### [What you need to do]
Scan the lines below; pull out those with "this".

### [Material provided]
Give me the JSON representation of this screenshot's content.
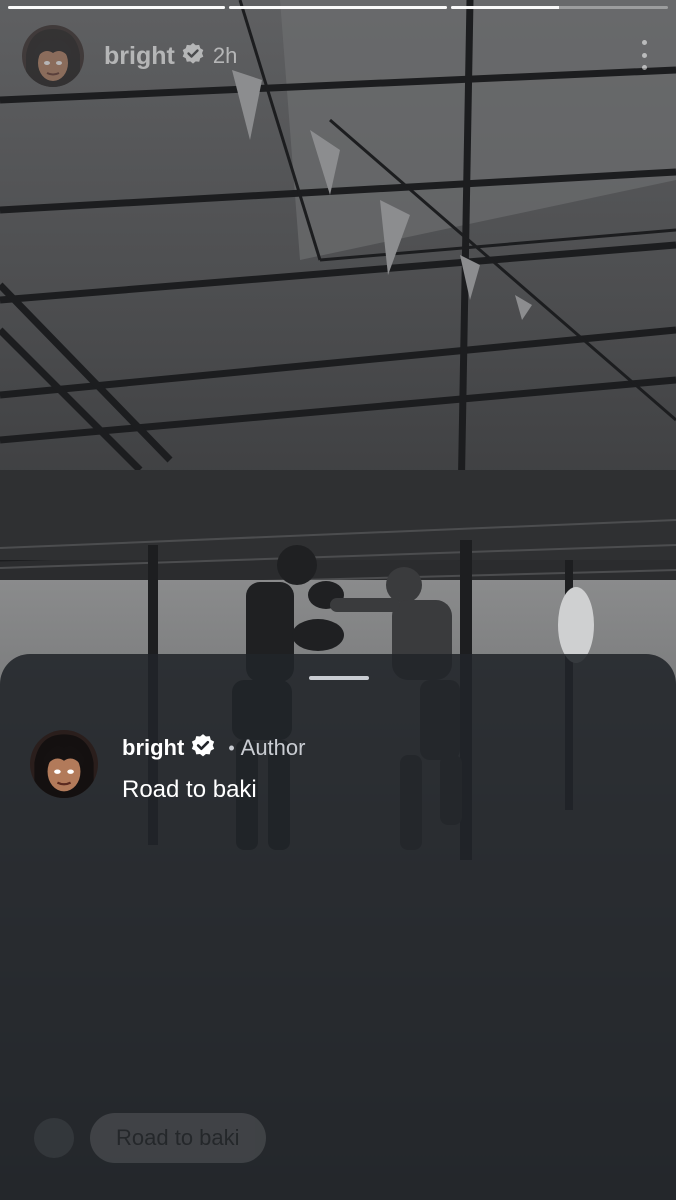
{
  "story": {
    "progress": [
      1,
      1,
      0.5
    ],
    "user": {
      "username": "bright",
      "verified": true,
      "time_ago": "2h"
    }
  },
  "comment_sheet": {
    "comment": {
      "username": "bright",
      "verified": true,
      "separator": "•",
      "role": "Author",
      "text": "Road to baki"
    }
  },
  "reply_bar": {
    "text": "Road to baki"
  },
  "icons": {
    "more": "more-vertical-icon",
    "verified": "verified-badge-icon"
  },
  "colors": {
    "sheet_bg": "#212429",
    "text_primary": "#ffffff",
    "text_secondary": "#c9ccd2"
  }
}
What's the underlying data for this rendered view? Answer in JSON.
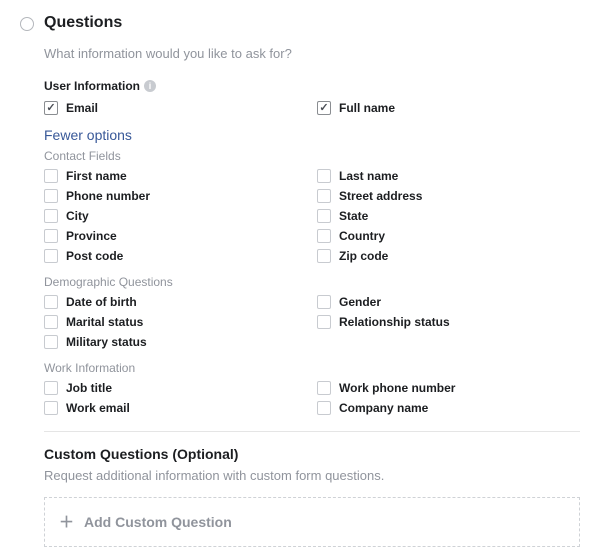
{
  "header": {
    "title": "Questions",
    "subtitle": "What information would you like to ask for?"
  },
  "user_info": {
    "label": "User Information",
    "fewer_options": "Fewer options",
    "top": {
      "left": "Email",
      "right": "Full name"
    },
    "contact": {
      "label": "Contact Fields",
      "left": [
        "First name",
        "Phone number",
        "City",
        "Province",
        "Post code"
      ],
      "right": [
        "Last name",
        "Street address",
        "State",
        "Country",
        "Zip code"
      ]
    },
    "demo": {
      "label": "Demographic Questions",
      "left": [
        "Date of birth",
        "Marital status",
        "Military status"
      ],
      "right": [
        "Gender",
        "Relationship status"
      ]
    },
    "work": {
      "label": "Work Information",
      "left": [
        "Job title",
        "Work email"
      ],
      "right": [
        "Work phone number",
        "Company name"
      ]
    }
  },
  "custom": {
    "title": "Custom Questions (Optional)",
    "subtitle": "Request additional information with custom form questions.",
    "add_label": "Add Custom Question"
  }
}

### [Solution to the problem]
Give me the JSON representation of this screenshot's content.
What's the underlying data for this rendered view? Answer in JSON.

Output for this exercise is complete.